* begin *

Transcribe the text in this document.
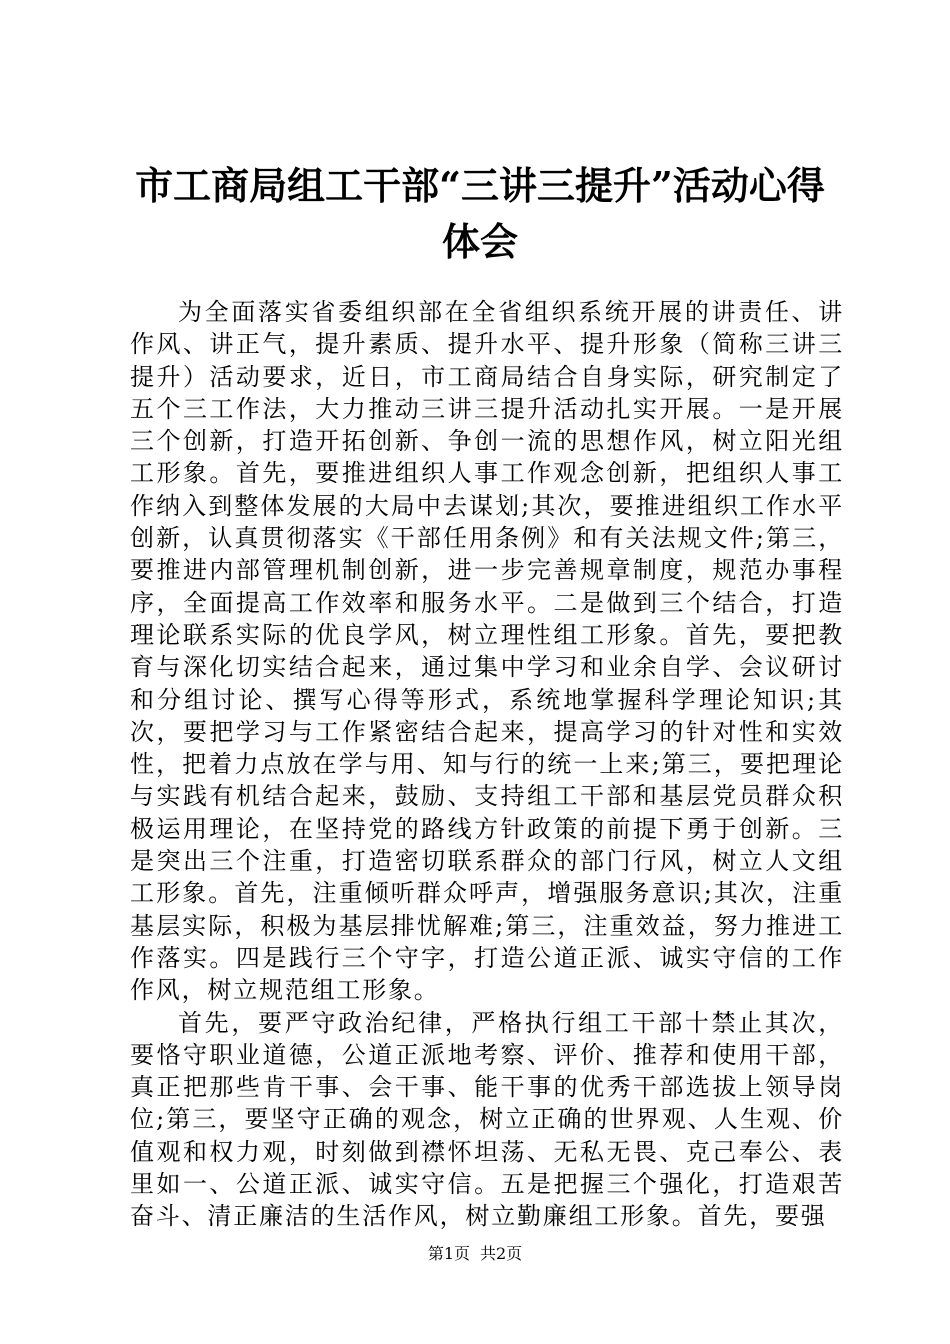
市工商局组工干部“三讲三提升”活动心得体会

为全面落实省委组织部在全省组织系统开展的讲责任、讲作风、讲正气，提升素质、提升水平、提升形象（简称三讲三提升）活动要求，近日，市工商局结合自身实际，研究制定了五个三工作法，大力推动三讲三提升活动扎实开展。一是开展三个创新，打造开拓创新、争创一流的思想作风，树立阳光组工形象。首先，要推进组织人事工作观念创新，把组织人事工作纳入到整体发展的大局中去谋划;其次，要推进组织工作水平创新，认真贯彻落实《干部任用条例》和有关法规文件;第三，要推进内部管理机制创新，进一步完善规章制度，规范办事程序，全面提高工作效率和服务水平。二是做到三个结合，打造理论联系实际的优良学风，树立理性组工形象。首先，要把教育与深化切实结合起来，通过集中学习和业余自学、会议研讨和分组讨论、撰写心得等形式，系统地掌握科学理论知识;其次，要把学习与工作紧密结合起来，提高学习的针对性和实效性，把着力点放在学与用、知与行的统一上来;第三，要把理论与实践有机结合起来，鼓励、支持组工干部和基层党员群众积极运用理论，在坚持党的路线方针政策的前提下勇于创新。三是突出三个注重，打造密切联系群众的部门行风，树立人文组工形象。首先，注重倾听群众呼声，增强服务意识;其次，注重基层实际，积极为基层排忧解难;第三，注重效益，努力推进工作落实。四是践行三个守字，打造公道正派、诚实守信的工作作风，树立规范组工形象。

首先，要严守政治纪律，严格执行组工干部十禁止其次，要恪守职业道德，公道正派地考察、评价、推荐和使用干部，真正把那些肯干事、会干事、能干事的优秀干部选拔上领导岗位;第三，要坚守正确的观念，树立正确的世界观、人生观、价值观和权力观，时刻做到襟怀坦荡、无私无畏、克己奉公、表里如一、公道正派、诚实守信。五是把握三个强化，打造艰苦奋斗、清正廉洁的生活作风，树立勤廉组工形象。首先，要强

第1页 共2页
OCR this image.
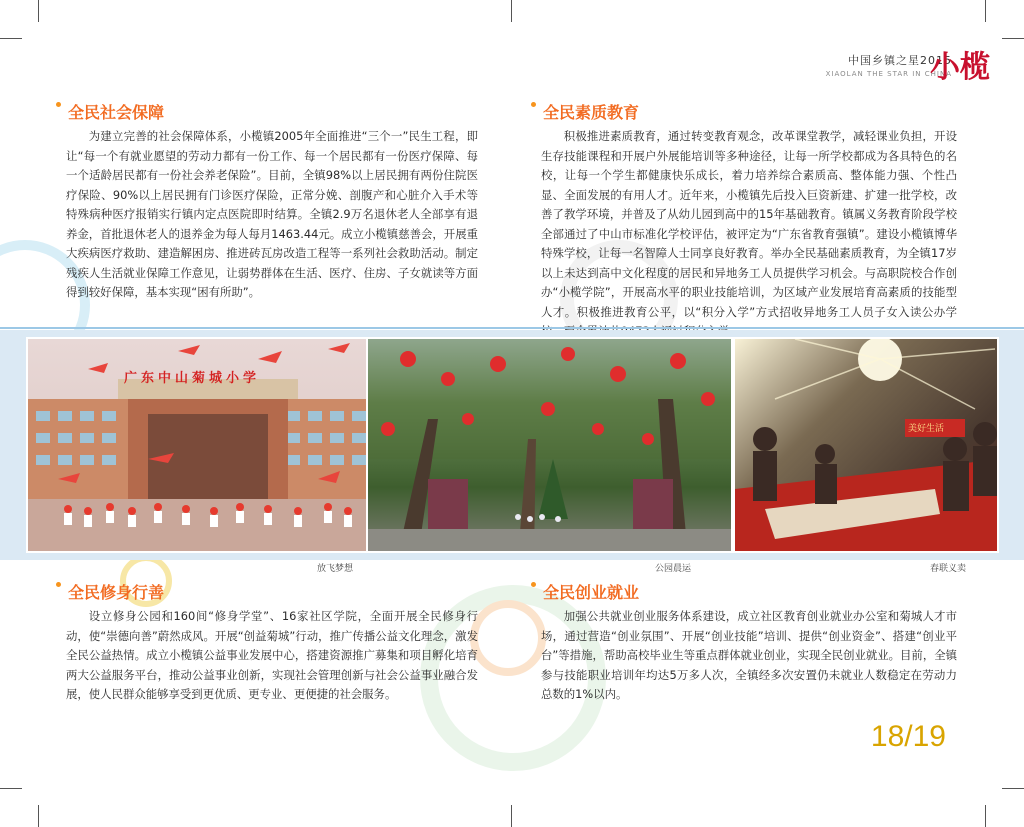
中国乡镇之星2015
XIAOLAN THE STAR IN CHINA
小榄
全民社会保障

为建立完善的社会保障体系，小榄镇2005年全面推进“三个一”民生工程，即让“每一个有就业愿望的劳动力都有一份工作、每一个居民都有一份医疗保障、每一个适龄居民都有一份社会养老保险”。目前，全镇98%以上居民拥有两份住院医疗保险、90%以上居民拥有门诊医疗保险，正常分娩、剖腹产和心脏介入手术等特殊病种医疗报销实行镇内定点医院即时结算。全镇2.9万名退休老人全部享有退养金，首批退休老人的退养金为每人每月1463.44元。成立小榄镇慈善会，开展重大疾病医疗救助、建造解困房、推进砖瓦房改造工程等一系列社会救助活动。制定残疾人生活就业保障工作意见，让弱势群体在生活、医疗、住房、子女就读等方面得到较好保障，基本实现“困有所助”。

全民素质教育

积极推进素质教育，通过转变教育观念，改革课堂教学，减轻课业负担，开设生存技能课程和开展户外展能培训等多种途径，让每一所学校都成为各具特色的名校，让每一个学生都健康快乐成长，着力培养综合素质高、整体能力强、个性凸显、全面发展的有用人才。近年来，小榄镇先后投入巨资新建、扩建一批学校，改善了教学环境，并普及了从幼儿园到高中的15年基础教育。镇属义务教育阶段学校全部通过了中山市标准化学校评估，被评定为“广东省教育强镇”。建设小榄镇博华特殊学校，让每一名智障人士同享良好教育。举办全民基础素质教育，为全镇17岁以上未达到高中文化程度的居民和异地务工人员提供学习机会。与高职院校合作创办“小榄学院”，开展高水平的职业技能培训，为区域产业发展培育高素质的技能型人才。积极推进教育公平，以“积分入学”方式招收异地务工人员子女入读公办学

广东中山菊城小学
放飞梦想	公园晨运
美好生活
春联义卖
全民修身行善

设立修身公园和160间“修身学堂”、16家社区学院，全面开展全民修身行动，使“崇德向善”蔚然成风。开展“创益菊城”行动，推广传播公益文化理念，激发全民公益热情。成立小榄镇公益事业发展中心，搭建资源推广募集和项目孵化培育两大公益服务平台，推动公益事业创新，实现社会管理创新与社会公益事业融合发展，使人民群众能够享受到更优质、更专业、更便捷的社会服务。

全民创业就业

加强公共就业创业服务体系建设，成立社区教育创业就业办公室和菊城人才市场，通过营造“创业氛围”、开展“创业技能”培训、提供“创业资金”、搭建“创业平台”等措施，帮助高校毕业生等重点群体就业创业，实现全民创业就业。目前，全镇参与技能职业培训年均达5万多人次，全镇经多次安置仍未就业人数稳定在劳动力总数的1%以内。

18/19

* end *

• **What to do**
Word for word, quote the full listing, omitting every picture.

• **The solution**
Transcribe the text in this document.
市工商局组工干部“三讲三提升”活动心得体会

为全面落实省委组织部在全省组织系统开展的讲责任、讲作风、讲正气，提升素质、提升水平、提升形象（简称三讲三提升）活动要求，近日，市工商局结合自身实际，研究制定了五个三工作法，大力推动三讲三提升活动扎实开展。一是开展三个创新，打造开拓创新、争创一流的思想作风，树立阳光组工形象。首先，要推进组织人事工作观念创新，把组织人事工作纳入到整体发展的大局中去谋划;其次，要推进组织工作水平创新，认真贯彻落实《干部任用条例》和有关法规文件;第三，要推进内部管理机制创新，进一步完善规章制度，规范办事程序，全面提高工作效率和服务水平。二是做到三个结合，打造理论联系实际的优良学风，树立理性组工形象。首先，要把教育与深化切实结合起来，通过集中学习和业余自学、会议研讨和分组讨论、撰写心得等形式，系统地掌握科学理论知识;其次，要把学习与工作紧密结合起来，提高学习的针对性和实效性，把着力点放在学与用、知与行的统一上来;第三，要把理论与实践有机结合起来，鼓励、支持组工干部和基层党员群众积极运用理论，在坚持党的路线方针政策的前提下勇于创新。三是突出三个注重，打造密切联系群众的部门行风，树立人文组工形象。首先，注重倾听群众呼声，增强服务意识;其次，注重基层实际，积极为基层排忧解难;第三，注重效益，努力推进工作落实。四是践行三个守字，打造公道正派、诚实守信的工作作风，树立规范组工形象。

首先，要严守政治纪律，严格执行组工干部十禁止其次，要恪守职业道德，公道正派地考察、评价、推荐和使用干部，真正把那些肯干事、会干事、能干事的优秀干部选拔上领导岗位;第三，要坚守正确的观念，树立正确的世界观、人生观、价值观和权力观，时刻做到襟怀坦荡、无私无畏、克己奉公、表里如一、公道正派、诚实守信。五是把握三个强化，打造艰苦奋斗、清正廉洁的生活作风，树立勤廉组工形象。首先，要强

第1页 共2页
OCR this image.
中国乡镇之星2015
XIAOLAN THE STAR IN CHINA
小榄
全民社会保障

为建立完善的社会保障体系，小榄镇2005年全面推进“三个一”民生工程，即让“每一个有就业愿望的劳动力都有一份工作、每一个居民都有一份医疗保障、每一个适龄居民都有一份社会养老保险”。目前，全镇98%以上居民拥有两份住院医疗保险、90%以上居民拥有门诊医疗保险，正常分娩、剖腹产和心脏介入手术等特殊病种医疗报销实行镇内定点医院即时结算。全镇2.9万名退休老人全部享有退养金，首批退休老人的退养金为每人每月1463.44元。成立小榄镇慈善会，开展重大疾病医疗救助、建造解困房、推进砖瓦房改造工程等一系列社会救助活动。制定残疾人生活就业保障工作意见，让弱势群体在生活、医疗、住房、子女就读等方面得到较好保障，基本实现“困有所助”。

全民素质教育

积极推进素质教育，通过转变教育观念，改革课堂教学，减轻课业负担，开设生存技能课程和开展户外展能培训等多种途径，让每一所学校都成为各具特色的名校，让每一个学生都健康快乐成长，着力培养综合素质高、整体能力强、个性凸显、全面发展的有用人才。近年来，小榄镇先后投入巨资新建、扩建一批学校，改善了教学环境，并普及了从幼儿园到高中的15年基础教育。镇属义务教育阶段学校全部通过了中山市标准化学校评估，被评定为“广东省教育强镇”。建设小榄镇博华特殊学校，让每一名智障人士同享良好教育。举办全民基础素质教育，为全镇17岁以上未达到高中文化程度的居民和异地务工人员提供学习机会。与高职院校合作创办“小榄学院”，开展高水平的职业技能培训，为区域产业发展培育高素质的技能型人才。积极推进教育公平，以“积分入学”方式招收异地务工人员子女入读公办学

广东中山菊城小学
放飞梦想	公园晨运
美好生活
春联义卖
全民修身行善

设立修身公园和160间“修身学堂”、16家社区学院，全面开展全民修身行动，使“崇德向善”蔚然成风。开展“创益菊城”行动，推广传播公益文化理念，激发全民公益热情。成立小榄镇公益事业发展中心，搭建资源推广募集和项目孵化培育两大公益服务平台，推动公益事业创新，实现社会管理创新与社会公益事业融合发展，使人民群众能够享受到更优质、更专业、更便捷的社会服务。

全民创业就业

加强公共就业创业服务体系建设，成立社区教育创业就业办公室和菊城人才市场，通过营造“创业氛围”、开展“创业技能”培训、提供“创业资金”、搭建“创业平台”等措施，帮助高校毕业生等重点群体就业创业，实现全民创业就业。目前，全镇参与技能职业培训年均达5万多人次，全镇经多次安置仍未就业人数稳定在劳动力总数的1%以内。

18/19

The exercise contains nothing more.